WHAT THIS TASK INVOLVES = Recast the material below as a two-column CSV with the headers "prompt" and "reply", one row per request. Put each request and its answer in a single quoted field, with line breaks replaced by spaces.

::: INFORMATION SUPPLIED

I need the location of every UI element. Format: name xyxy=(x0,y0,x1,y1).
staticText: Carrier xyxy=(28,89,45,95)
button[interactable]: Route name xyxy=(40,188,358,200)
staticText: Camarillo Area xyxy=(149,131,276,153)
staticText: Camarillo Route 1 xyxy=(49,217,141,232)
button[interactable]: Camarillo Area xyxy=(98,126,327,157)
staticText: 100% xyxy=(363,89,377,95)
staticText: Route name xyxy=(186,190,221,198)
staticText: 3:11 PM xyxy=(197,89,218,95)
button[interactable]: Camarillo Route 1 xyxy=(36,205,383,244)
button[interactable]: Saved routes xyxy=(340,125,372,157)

::::::

OUTPUT FOR THIS EXERCISE =
prompt,reply
"I need the location of every UI element. Format: name xyxy=(x0,y0,x1,y1).","staticText: Carrier xyxy=(28,89,45,95) button[interactable]: Route name xyxy=(40,188,358,200) staticText: Camarillo Area xyxy=(149,131,276,153) staticText: Camarillo Route 1 xyxy=(49,217,141,232) button[interactable]: Camarillo Area xyxy=(98,126,327,157) staticText: 100% xyxy=(363,89,377,95) staticText: Route name xyxy=(186,190,221,198) staticText: 3:11 PM xyxy=(197,89,218,95) button[interactable]: Camarillo Route 1 xyxy=(36,205,383,244) button[interactable]: Saved routes xyxy=(340,125,372,157)"